WHAT IS REQUIRED: Return the whole listing exactly as it stands.

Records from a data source
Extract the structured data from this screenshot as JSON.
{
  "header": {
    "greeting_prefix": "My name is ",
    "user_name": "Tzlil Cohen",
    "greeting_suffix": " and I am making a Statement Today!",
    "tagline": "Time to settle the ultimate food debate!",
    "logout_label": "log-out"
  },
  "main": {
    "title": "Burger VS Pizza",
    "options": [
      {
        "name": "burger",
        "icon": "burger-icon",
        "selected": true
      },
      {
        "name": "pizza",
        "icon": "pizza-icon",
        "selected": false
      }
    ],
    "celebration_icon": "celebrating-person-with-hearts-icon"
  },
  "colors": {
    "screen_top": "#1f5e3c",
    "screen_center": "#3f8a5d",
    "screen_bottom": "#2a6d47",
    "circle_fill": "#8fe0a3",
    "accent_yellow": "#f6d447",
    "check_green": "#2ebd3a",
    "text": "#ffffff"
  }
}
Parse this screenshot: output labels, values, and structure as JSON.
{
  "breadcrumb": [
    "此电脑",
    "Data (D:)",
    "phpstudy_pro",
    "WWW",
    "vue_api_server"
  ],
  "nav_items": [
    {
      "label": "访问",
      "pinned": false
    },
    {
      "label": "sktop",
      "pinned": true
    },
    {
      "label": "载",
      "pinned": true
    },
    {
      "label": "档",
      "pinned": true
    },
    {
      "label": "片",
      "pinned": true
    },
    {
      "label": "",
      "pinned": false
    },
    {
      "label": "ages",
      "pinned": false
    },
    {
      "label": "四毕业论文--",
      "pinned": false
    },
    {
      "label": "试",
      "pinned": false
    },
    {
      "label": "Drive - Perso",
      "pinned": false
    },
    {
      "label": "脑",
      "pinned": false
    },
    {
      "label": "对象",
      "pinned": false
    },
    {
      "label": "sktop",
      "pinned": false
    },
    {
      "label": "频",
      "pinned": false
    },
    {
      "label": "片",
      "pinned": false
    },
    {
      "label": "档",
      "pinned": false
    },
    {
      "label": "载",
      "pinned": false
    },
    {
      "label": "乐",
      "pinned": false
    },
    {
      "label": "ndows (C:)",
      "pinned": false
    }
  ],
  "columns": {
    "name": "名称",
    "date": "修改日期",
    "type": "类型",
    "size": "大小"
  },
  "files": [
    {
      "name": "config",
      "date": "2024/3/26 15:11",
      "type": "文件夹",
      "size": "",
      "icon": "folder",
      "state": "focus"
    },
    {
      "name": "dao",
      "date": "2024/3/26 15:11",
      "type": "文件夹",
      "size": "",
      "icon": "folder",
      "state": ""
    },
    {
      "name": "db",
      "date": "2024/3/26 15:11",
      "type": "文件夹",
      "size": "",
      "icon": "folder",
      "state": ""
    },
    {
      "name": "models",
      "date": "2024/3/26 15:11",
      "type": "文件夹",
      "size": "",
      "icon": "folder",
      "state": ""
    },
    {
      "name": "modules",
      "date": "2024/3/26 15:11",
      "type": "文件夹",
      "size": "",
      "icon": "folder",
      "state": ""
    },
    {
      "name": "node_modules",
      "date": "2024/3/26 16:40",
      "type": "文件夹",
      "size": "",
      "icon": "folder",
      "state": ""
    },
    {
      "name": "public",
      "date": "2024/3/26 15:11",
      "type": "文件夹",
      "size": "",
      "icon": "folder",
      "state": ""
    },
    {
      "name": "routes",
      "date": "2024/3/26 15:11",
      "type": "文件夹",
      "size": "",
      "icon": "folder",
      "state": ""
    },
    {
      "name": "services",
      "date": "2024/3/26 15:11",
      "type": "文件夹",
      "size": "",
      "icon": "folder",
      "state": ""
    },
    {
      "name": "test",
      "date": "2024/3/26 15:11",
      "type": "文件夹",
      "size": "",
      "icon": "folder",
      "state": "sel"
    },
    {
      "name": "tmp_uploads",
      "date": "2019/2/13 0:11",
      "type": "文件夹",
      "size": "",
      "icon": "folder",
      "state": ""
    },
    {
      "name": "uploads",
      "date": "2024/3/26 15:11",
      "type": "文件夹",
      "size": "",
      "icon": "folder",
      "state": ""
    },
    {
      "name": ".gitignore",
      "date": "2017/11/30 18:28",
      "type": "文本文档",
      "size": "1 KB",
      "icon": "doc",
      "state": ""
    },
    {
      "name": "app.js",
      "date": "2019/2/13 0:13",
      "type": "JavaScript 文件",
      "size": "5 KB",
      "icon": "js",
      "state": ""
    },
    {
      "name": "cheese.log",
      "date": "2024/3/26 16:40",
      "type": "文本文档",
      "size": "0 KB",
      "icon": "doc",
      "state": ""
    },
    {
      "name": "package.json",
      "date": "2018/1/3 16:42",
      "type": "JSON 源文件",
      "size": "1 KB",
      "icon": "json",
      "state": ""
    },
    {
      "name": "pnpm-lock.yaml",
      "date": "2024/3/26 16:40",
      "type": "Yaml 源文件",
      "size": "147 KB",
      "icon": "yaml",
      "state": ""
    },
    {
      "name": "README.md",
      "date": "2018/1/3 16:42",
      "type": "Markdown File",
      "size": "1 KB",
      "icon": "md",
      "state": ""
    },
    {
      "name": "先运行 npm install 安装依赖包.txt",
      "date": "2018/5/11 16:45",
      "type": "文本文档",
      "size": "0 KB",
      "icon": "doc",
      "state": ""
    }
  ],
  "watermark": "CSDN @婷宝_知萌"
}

PROBLEM SOLUTION:
Extract the structured data from this screenshot as JSON.
{
  "header": {
    "greeting_prefix": "My name is ",
    "user_name": "Tzlil Cohen",
    "greeting_suffix": " and I am making a Statement Today!",
    "tagline": "Time to settle the ultimate food debate!",
    "logout_label": "log-out"
  },
  "main": {
    "title": "Burger VS Pizza",
    "options": [
      {
        "name": "burger",
        "icon": "burger-icon",
        "selected": true
      },
      {
        "name": "pizza",
        "icon": "pizza-icon",
        "selected": false
      }
    ],
    "celebration_icon": "celebrating-person-with-hearts-icon"
  },
  "colors": {
    "screen_top": "#1f5e3c",
    "screen_center": "#3f8a5d",
    "screen_bottom": "#2a6d47",
    "circle_fill": "#8fe0a3",
    "accent_yellow": "#f6d447",
    "check_green": "#2ebd3a",
    "text": "#ffffff"
  }
}
Parse this screenshot: output labels, values, and structure as JSON.
{
  "breadcrumb": [
    "此电脑",
    "Data (D:)",
    "phpstudy_pro",
    "WWW",
    "vue_api_server"
  ],
  "nav_items": [
    {
      "label": "访问",
      "pinned": false
    },
    {
      "label": "sktop",
      "pinned": true
    },
    {
      "label": "载",
      "pinned": true
    },
    {
      "label": "档",
      "pinned": true
    },
    {
      "label": "片",
      "pinned": true
    },
    {
      "label": "",
      "pinned": false
    },
    {
      "label": "ages",
      "pinned": false
    },
    {
      "label": "四毕业论文--",
      "pinned": false
    },
    {
      "label": "试",
      "pinned": false
    },
    {
      "label": "Drive - Perso",
      "pinned": false
    },
    {
      "label": "脑",
      "pinned": false
    },
    {
      "label": "对象",
      "pinned": false
    },
    {
      "label": "sktop",
      "pinned": false
    },
    {
      "label": "频",
      "pinned": false
    },
    {
      "label": "片",
      "pinned": false
    },
    {
      "label": "档",
      "pinned": false
    },
    {
      "label": "载",
      "pinned": false
    },
    {
      "label": "乐",
      "pinned": false
    },
    {
      "label": "ndows (C:)",
      "pinned": false
    }
  ],
  "columns": {
    "name": "名称",
    "date": "修改日期",
    "type": "类型",
    "size": "大小"
  },
  "files": [
    {
      "name": "config",
      "date": "2024/3/26 15:11",
      "type": "文件夹",
      "size": "",
      "icon": "folder",
      "state": "focus"
    },
    {
      "name": "dao",
      "date": "2024/3/26 15:11",
      "type": "文件夹",
      "size": "",
      "icon": "folder",
      "state": ""
    },
    {
      "name": "db",
      "date": "2024/3/26 15:11",
      "type": "文件夹",
      "size": "",
      "icon": "folder",
      "state": ""
    },
    {
      "name": "models",
      "date": "2024/3/26 15:11",
      "type": "文件夹",
      "size": "",
      "icon": "folder",
      "state": ""
    },
    {
      "name": "modules",
      "date": "2024/3/26 15:11",
      "type": "文件夹",
      "size": "",
      "icon": "folder",
      "state": ""
    },
    {
      "name": "node_modules",
      "date": "2024/3/26 16:40",
      "type": "文件夹",
      "size": "",
      "icon": "folder",
      "state": ""
    },
    {
      "name": "public",
      "date": "2024/3/26 15:11",
      "type": "文件夹",
      "size": "",
      "icon": "folder",
      "state": ""
    },
    {
      "name": "routes",
      "date": "2024/3/26 15:11",
      "type": "文件夹",
      "size": "",
      "icon": "folder",
      "state": ""
    },
    {
      "name": "services",
      "date": "2024/3/26 15:11",
      "type": "文件夹",
      "size": "",
      "icon": "folder",
      "state": ""
    },
    {
      "name": "test",
      "date": "2024/3/26 15:11",
      "type": "文件夹",
      "size": "",
      "icon": "folder",
      "state": "sel"
    },
    {
      "name": "tmp_uploads",
      "date": "2019/2/13 0:11",
      "type": "文件夹",
      "size": "",
      "icon": "folder",
      "state": ""
    },
    {
      "name": "uploads",
      "date": "2024/3/26 15:11",
      "type": "文件夹",
      "size": "",
      "icon": "folder",
      "state": ""
    },
    {
      "name": ".gitignore",
      "date": "2017/11/30 18:28",
      "type": "文本文档",
      "size": "1 KB",
      "icon": "doc",
      "state": ""
    },
    {
      "name": "app.js",
      "date": "2019/2/13 0:13",
      "type": "JavaScript 文件",
      "size": "5 KB",
      "icon": "js",
      "state": ""
    },
    {
      "name": "cheese.log",
      "date": "2024/3/26 16:40",
      "type": "文本文档",
      "size": "0 KB",
      "icon": "doc",
      "state": ""
    },
    {
      "name": "package.json",
      "date": "2018/1/3 16:42",
      "type": "JSON 源文件",
      "size": "1 KB",
      "icon": "json",
      "state": ""
    },
    {
      "name": "pnpm-lock.yaml",
      "date": "2024/3/26 16:40",
      "type": "Yaml 源文件",
      "size": "147 KB",
      "icon": "yaml",
      "state": ""
    },
    {
      "name": "README.md",
      "date": "2018/1/3 16:42",
      "type": "Markdown File",
      "size": "1 KB",
      "icon": "md",
      "state": ""
    },
    {
      "name": "先运行 npm install 安装依赖包.txt",
      "date": "2018/5/11 16:45",
      "type": "文本文档",
      "size": "0 KB",
      "icon": "doc",
      "state": ""
    }
  ],
  "watermark": "CSDN @婷宝_知萌"
}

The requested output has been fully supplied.